- [What you have to do]: Transcribe the records without alteration, from their first line through the line containing "654, 805, 676]", inclusive.

- [Material provided]:
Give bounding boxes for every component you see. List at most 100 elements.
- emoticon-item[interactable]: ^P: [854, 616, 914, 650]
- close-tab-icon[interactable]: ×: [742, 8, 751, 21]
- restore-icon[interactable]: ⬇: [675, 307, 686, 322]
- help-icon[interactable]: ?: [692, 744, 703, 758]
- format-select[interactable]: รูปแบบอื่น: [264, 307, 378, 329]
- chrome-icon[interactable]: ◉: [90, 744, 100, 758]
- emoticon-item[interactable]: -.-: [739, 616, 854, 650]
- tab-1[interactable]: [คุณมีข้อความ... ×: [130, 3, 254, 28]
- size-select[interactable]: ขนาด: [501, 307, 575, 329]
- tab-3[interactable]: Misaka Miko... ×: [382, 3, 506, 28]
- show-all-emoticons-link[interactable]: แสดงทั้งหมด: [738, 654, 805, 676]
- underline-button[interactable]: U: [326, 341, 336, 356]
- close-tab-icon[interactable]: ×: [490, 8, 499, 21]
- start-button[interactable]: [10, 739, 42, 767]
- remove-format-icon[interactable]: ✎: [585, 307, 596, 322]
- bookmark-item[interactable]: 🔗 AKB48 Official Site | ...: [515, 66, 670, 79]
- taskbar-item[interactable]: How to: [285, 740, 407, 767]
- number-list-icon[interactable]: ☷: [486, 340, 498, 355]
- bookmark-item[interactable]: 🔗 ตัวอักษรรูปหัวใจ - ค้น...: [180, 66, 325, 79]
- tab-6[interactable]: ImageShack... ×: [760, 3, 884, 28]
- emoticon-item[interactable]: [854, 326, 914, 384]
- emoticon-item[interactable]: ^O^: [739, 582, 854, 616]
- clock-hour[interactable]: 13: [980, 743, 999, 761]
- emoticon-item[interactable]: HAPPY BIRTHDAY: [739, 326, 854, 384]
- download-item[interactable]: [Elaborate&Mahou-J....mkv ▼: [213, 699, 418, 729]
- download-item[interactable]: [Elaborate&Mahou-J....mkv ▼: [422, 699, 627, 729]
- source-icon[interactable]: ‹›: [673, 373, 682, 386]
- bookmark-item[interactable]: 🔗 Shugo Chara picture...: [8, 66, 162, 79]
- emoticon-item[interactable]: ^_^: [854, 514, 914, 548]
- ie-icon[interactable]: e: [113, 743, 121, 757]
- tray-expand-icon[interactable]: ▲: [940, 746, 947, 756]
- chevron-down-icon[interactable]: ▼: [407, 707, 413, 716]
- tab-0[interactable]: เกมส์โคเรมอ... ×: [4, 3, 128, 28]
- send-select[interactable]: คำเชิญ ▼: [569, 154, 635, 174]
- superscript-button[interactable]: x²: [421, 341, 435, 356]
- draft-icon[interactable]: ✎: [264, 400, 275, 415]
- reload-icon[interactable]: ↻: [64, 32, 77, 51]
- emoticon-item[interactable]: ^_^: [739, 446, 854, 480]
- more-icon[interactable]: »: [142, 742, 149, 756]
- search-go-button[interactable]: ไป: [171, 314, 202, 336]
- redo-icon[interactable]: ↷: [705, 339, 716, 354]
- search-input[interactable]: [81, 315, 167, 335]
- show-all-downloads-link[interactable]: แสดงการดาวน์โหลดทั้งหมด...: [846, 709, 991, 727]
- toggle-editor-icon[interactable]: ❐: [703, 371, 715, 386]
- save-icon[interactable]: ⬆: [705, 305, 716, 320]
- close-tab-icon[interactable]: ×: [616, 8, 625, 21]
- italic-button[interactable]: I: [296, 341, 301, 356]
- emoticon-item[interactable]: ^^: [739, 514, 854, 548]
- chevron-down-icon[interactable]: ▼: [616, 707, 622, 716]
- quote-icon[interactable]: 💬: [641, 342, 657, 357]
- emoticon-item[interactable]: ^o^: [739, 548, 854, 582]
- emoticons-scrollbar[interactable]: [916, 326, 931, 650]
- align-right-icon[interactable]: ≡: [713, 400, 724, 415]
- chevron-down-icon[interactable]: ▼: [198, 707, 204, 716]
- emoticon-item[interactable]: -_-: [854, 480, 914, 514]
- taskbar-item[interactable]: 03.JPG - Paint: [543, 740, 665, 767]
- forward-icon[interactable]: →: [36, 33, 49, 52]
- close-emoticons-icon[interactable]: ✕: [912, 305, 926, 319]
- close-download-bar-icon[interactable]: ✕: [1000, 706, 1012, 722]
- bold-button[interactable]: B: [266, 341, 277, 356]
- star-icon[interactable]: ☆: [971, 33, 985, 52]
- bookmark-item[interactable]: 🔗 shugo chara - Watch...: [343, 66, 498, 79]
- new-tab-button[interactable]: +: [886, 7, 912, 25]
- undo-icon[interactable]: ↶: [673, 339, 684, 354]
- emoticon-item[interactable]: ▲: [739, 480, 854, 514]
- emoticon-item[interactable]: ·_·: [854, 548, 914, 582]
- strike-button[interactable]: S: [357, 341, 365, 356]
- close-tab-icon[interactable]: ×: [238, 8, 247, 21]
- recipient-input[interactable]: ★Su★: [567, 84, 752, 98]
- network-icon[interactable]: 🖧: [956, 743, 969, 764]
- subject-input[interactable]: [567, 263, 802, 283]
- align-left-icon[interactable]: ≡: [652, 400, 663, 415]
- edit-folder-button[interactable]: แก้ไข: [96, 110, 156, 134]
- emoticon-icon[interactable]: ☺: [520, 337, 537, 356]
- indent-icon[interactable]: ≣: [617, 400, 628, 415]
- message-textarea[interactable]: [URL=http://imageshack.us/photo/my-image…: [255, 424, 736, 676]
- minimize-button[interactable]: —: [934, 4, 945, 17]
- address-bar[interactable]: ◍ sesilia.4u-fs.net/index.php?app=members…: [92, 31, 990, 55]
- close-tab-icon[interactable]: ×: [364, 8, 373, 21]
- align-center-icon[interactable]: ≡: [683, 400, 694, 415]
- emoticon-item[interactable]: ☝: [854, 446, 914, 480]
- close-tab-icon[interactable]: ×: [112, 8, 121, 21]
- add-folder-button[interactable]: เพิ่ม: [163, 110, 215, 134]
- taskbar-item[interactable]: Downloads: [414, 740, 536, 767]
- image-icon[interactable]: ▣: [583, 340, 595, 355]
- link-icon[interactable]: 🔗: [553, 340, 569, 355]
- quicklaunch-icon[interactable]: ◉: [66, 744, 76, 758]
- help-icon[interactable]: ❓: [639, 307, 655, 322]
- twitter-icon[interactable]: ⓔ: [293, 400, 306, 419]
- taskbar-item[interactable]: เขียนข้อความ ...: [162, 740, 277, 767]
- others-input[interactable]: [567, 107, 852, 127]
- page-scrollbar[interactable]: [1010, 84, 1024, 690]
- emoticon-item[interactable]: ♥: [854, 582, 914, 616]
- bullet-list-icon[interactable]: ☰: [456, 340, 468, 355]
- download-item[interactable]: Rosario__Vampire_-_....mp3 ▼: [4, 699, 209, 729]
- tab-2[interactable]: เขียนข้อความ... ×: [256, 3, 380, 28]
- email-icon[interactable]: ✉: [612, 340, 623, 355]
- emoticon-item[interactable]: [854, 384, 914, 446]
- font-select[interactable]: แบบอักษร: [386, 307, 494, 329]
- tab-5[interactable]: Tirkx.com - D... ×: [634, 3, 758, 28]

- [Response]:
Give bounding boxes for every component you see. List at most 100 elements.
- emoticon-item[interactable]: ^P: [854, 616, 914, 650]
- close-tab-icon[interactable]: ×: [742, 8, 751, 21]
- restore-icon[interactable]: ⬇: [675, 307, 686, 322]
- help-icon[interactable]: ?: [692, 744, 703, 758]
- format-select[interactable]: รูปแบบอื่น: [264, 307, 378, 329]
- chrome-icon[interactable]: ◉: [90, 744, 100, 758]
- emoticon-item[interactable]: -.-: [739, 616, 854, 650]
- tab-1[interactable]: [คุณมีข้อความ... ×: [130, 3, 254, 28]
- size-select[interactable]: ขนาด: [501, 307, 575, 329]
- tab-3[interactable]: Misaka Miko... ×: [382, 3, 506, 28]
- show-all-emoticons-link[interactable]: แสดงทั้งหมด: [738, 654, 805, 676]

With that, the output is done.